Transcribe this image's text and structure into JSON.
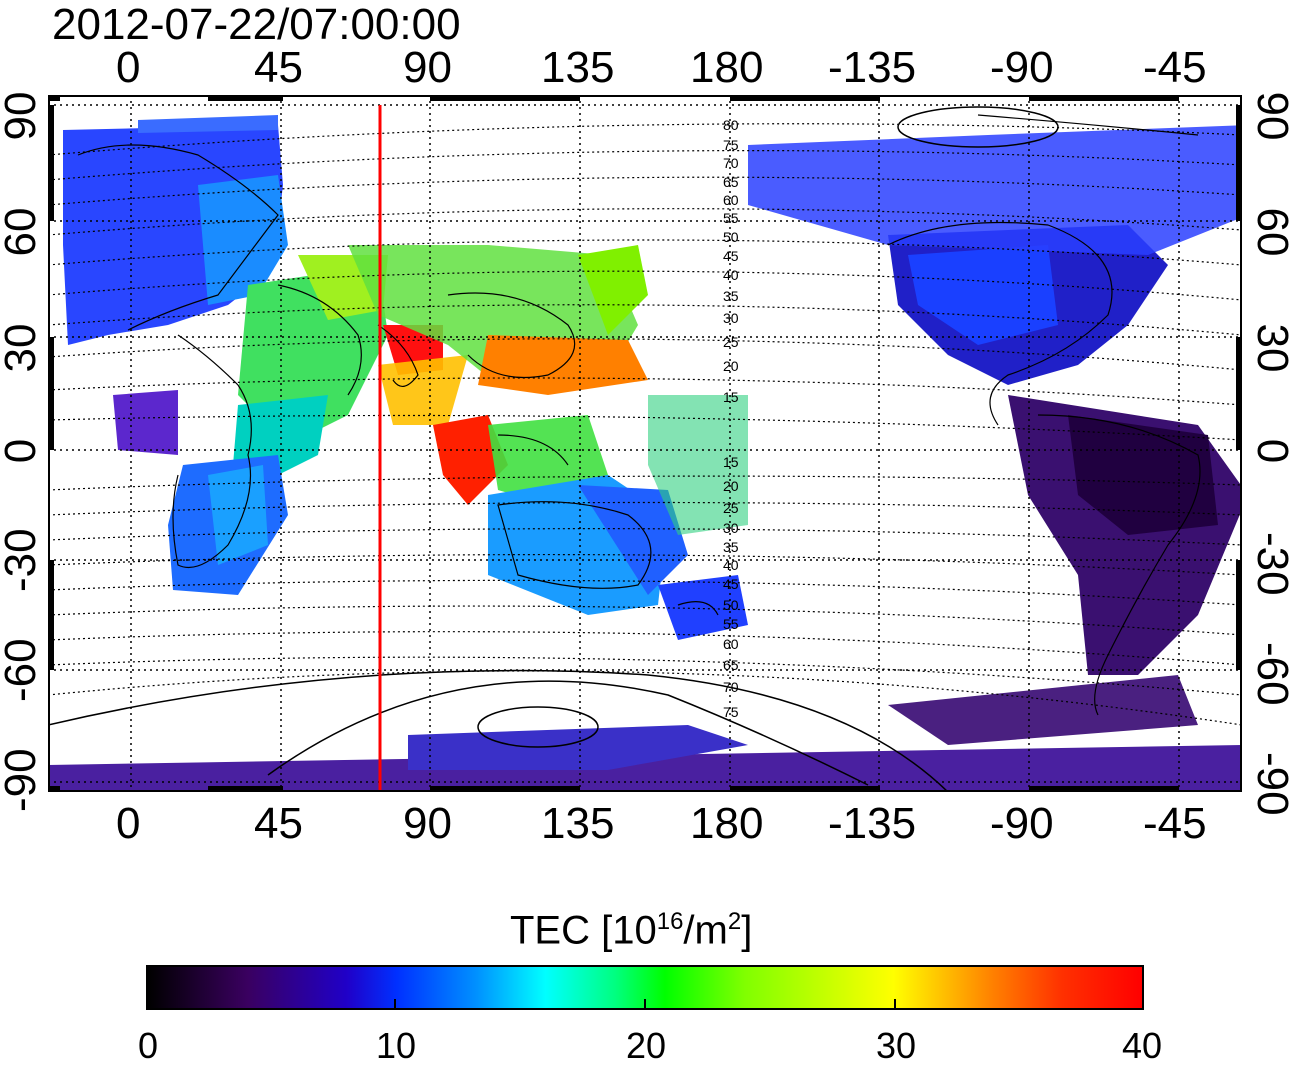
{
  "title": "2012-07-22/07:00:00",
  "map": {
    "lon_ticks": [
      "0",
      "45",
      "90",
      "135",
      "180",
      "-135",
      "-90",
      "-45"
    ],
    "lat_ticks_left": [
      "90",
      "60",
      "30",
      "0",
      "-30",
      "-60",
      "-90"
    ],
    "lat_ticks_right": [
      "90",
      "60",
      "30",
      "0",
      "-30",
      "-60",
      "-90"
    ],
    "lat_values": [
      90,
      60,
      30,
      0,
      -30,
      -60,
      -90
    ],
    "lon_range": [
      -22,
      337
    ],
    "lat_range": [
      -90,
      90
    ],
    "meridian_line_lon": 75,
    "meridian_line_color": "#ff0000",
    "contour_labels_north": [
      "80",
      "75",
      "70",
      "65",
      "60",
      "55",
      "50",
      "45",
      "40",
      "35",
      "30",
      "25",
      "20",
      "15"
    ],
    "contour_labels_south": [
      "15",
      "20",
      "25",
      "30",
      "35",
      "40",
      "45",
      "50",
      "55",
      "60",
      "65",
      "70",
      "75"
    ]
  },
  "colorbar": {
    "title_prefix": "TEC  [10",
    "title_sup1": "16",
    "title_mid": "/m",
    "title_sup2": "2",
    "title_suffix": "]",
    "ticks": [
      "0",
      "10",
      "20",
      "30",
      "40"
    ],
    "tick_values": [
      0,
      10,
      20,
      30,
      40
    ],
    "range": [
      0,
      40
    ],
    "colormap": [
      "#000000",
      "#3a0060",
      "#2000c8",
      "#0030ff",
      "#0090ff",
      "#00ffff",
      "#00ff80",
      "#00ff00",
      "#80ff00",
      "#ffff00",
      "#ff8000",
      "#ff0000"
    ]
  }
}
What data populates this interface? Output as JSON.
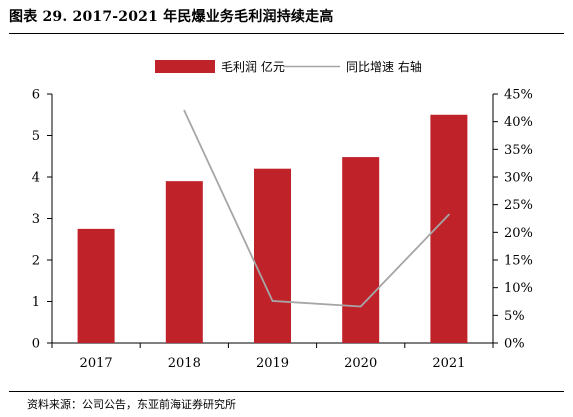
{
  "header": {
    "title": "图表 29. 2017-2021 年民爆业务毛利润持续走高"
  },
  "footer": {
    "source": "资料来源：公司公告，东亚前海证券研究所"
  },
  "colors": {
    "bar": "#c0222a",
    "line": "#a6a6a6",
    "axis": "#000000"
  },
  "chart_data": {
    "type": "bar",
    "categories": [
      "2017",
      "2018",
      "2019",
      "2020",
      "2021"
    ],
    "series": [
      {
        "name": "毛利润  亿元",
        "type": "bar",
        "axis": "left",
        "values": [
          2.75,
          3.9,
          4.2,
          4.48,
          5.5
        ]
      },
      {
        "name": "同比增速  右轴",
        "type": "line",
        "axis": "right",
        "values": [
          null,
          42.0,
          7.6,
          6.6,
          23.2
        ]
      }
    ],
    "y_left": {
      "min": 0,
      "max": 6,
      "ticks": [
        "0",
        "1",
        "2",
        "3",
        "4",
        "5",
        "6"
      ]
    },
    "y_right": {
      "min": 0,
      "max": 45,
      "ticks": [
        "0%",
        "5%",
        "10%",
        "15%",
        "20%",
        "25%",
        "30%",
        "35%",
        "40%",
        "45%"
      ]
    },
    "legend": {
      "position": "top"
    },
    "grid": false
  }
}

Task objective
From the data, pick out every line that includes "this".

The reply
Transcribe this image's text and structure into JSON.
What data populates this interface? Output as JSON.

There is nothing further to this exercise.